# SUPPLIED ENTRIES start

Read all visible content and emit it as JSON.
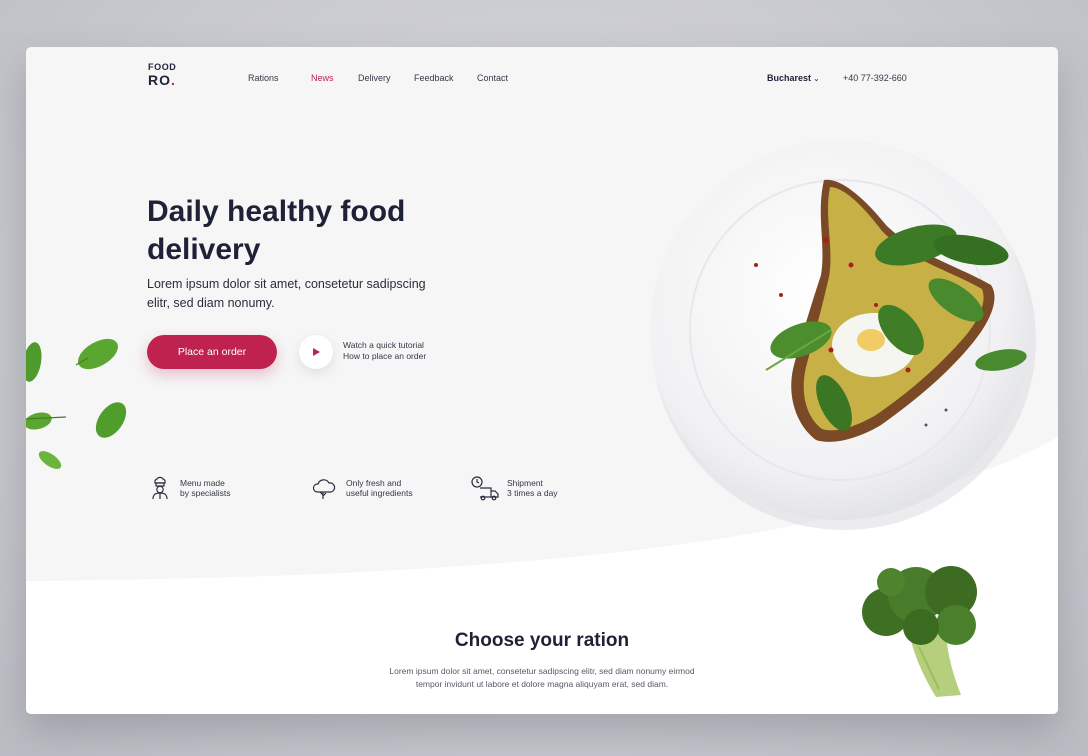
{
  "logo": {
    "line1": "FOOD",
    "line2": "RO",
    "dot": "."
  },
  "nav": [
    {
      "label": "Rations",
      "active": false
    },
    {
      "label": "News",
      "active": true
    },
    {
      "label": "Delivery",
      "active": false
    },
    {
      "label": "Feedback",
      "active": false
    },
    {
      "label": "Contact",
      "active": false
    }
  ],
  "header": {
    "city": "Bucharest",
    "city_chevron": "⌄",
    "phone": "+40 77-392-660"
  },
  "hero": {
    "title_line1": "Daily healthy food",
    "title_line2": "delivery",
    "subtitle_line1": "Lorem ipsum dolor sit amet, consetetur sadipscing",
    "subtitle_line2": "elitr, sed diam nonumy.",
    "cta_label": "Place an order",
    "tutorial_line1": "Watch a quick tutorial",
    "tutorial_line2": "How to place an order"
  },
  "features": [
    {
      "icon": "chef-icon",
      "line1": "Menu made",
      "line2": "by specialists"
    },
    {
      "icon": "cloud-icon",
      "line1": "Only fresh and",
      "line2": "useful ingredients"
    },
    {
      "icon": "delivery-truck-icon",
      "line1": "Shipment",
      "line2": "3 times a day"
    }
  ],
  "ration": {
    "title": "Choose your ration",
    "text_line1": "Lorem ipsum dolor sit amet, consetetur sadipscing elitr, sed diam nonumy eirmod",
    "text_line2": "tempor invidunt ut labore et dolore magna aliquyam erat, sed diam."
  },
  "colors": {
    "accent": "#c0224f",
    "text_dark": "#1f2236",
    "card_bg": "#f6f6f7"
  }
}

# SUPPLIED ENTRIES end

- [EXERCISE]: Pictures excluded, quote all the data above exactly.

- [COMPLETED EXERCISE]:
Read all visible content and emit it as JSON.
{
  "logo": {
    "line1": "FOOD",
    "line2": "RO",
    "dot": "."
  },
  "nav": [
    {
      "label": "Rations",
      "active": false
    },
    {
      "label": "News",
      "active": true
    },
    {
      "label": "Delivery",
      "active": false
    },
    {
      "label": "Feedback",
      "active": false
    },
    {
      "label": "Contact",
      "active": false
    }
  ],
  "header": {
    "city": "Bucharest",
    "city_chevron": "⌄",
    "phone": "+40 77-392-660"
  },
  "hero": {
    "title_line1": "Daily healthy food",
    "title_line2": "delivery",
    "subtitle_line1": "Lorem ipsum dolor sit amet, consetetur sadipscing",
    "subtitle_line2": "elitr, sed diam nonumy.",
    "cta_label": "Place an order",
    "tutorial_line1": "Watch a quick tutorial",
    "tutorial_line2": "How to place an order"
  },
  "features": [
    {
      "icon": "chef-icon",
      "line1": "Menu made",
      "line2": "by specialists"
    },
    {
      "icon": "cloud-icon",
      "line1": "Only fresh and",
      "line2": "useful ingredients"
    },
    {
      "icon": "delivery-truck-icon",
      "line1": "Shipment",
      "line2": "3 times a day"
    }
  ],
  "ration": {
    "title": "Choose your ration",
    "text_line1": "Lorem ipsum dolor sit amet, consetetur sadipscing elitr, sed diam nonumy eirmod",
    "text_line2": "tempor invidunt ut labore et dolore magna aliquyam erat, sed diam."
  },
  "colors": {
    "accent": "#c0224f",
    "text_dark": "#1f2236",
    "card_bg": "#f6f6f7"
  }
}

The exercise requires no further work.